PASSAGE TO READ:
A NULL is considered its own distinct type. A NULL type does not hold a value. Literal NULLs are represented by the keyword NULL.

Integer

A signed integer number. Integer values are variable length, being 1, 2, 3, 4, 6, or 8 bytes in length, depending on the minimum size required to hold the specific value. Integer have a range of −9,223,372,036,854,775,808 to +9,223,372,036,854,775,807, or roughly 19 digits. Literal integers are represented by any bare series of numeric digits (without commas) that does not include a decimal point or exponent.

Float

A floating-point number, stored as an 8-byte value in the processor’s native format. For nearly all modern processors, this is an IEEE 754 double-precision number. Literal floating-point numbers are represented by any bare series of numeric digits that include a decimal point or exponent.

Text

A variable-length string, stored using the database encoding (UTF-8, UTF-16BE, or UTF-16LE). Literal text values are represented using character strings in single quotes.

BLOB

A length of raw bytes, copied exactly as provided. Literal BLOBs are represented as hexadecimal text strings preceded by an x. For example, the notation x'1234ABCD' represents a 4-byte BLOB. BLOB stands for Binary Large OBject.

SQLite text and BLOB values are always variable length. The maximum size of a text or BLOB value is limited by a compile-time directive. The default limit is exactly one billion bytes, or slightly less than a full gigabyte. The maximum value for this directive is two gigabytes.

DATA:
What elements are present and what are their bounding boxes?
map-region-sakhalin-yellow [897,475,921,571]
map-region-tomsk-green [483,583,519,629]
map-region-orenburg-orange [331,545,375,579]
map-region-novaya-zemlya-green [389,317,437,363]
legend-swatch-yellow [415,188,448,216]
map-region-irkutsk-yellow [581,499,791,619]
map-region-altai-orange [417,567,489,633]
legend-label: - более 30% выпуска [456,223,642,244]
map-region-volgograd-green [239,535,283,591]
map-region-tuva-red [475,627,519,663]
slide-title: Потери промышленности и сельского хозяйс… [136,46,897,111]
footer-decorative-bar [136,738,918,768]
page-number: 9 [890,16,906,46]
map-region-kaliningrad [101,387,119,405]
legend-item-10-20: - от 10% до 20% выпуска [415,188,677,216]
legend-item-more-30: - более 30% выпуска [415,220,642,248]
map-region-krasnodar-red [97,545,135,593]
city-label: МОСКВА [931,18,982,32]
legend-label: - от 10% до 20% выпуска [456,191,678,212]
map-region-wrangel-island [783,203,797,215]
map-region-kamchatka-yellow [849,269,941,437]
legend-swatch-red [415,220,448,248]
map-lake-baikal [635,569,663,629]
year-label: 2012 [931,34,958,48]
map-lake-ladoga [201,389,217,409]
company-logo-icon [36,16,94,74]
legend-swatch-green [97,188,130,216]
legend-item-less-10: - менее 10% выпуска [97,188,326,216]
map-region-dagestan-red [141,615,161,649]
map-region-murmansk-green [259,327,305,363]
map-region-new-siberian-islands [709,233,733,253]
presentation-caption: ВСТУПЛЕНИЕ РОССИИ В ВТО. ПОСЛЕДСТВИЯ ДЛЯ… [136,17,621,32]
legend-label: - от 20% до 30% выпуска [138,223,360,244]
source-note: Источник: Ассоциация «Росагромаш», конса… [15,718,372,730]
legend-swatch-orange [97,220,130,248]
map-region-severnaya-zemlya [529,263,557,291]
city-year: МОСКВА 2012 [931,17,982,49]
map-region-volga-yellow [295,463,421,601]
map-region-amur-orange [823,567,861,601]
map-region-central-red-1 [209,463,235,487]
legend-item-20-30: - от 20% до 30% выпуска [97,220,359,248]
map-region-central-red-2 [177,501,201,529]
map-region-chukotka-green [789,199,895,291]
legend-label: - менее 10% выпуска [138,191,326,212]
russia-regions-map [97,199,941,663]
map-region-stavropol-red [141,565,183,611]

GIVEN REQUEST: In the passage on SQLite value types, what is the default maximum size of a text or BLOB value?

SOLUTION: Exactly one billion bytes, slightly less than a full gigabyte.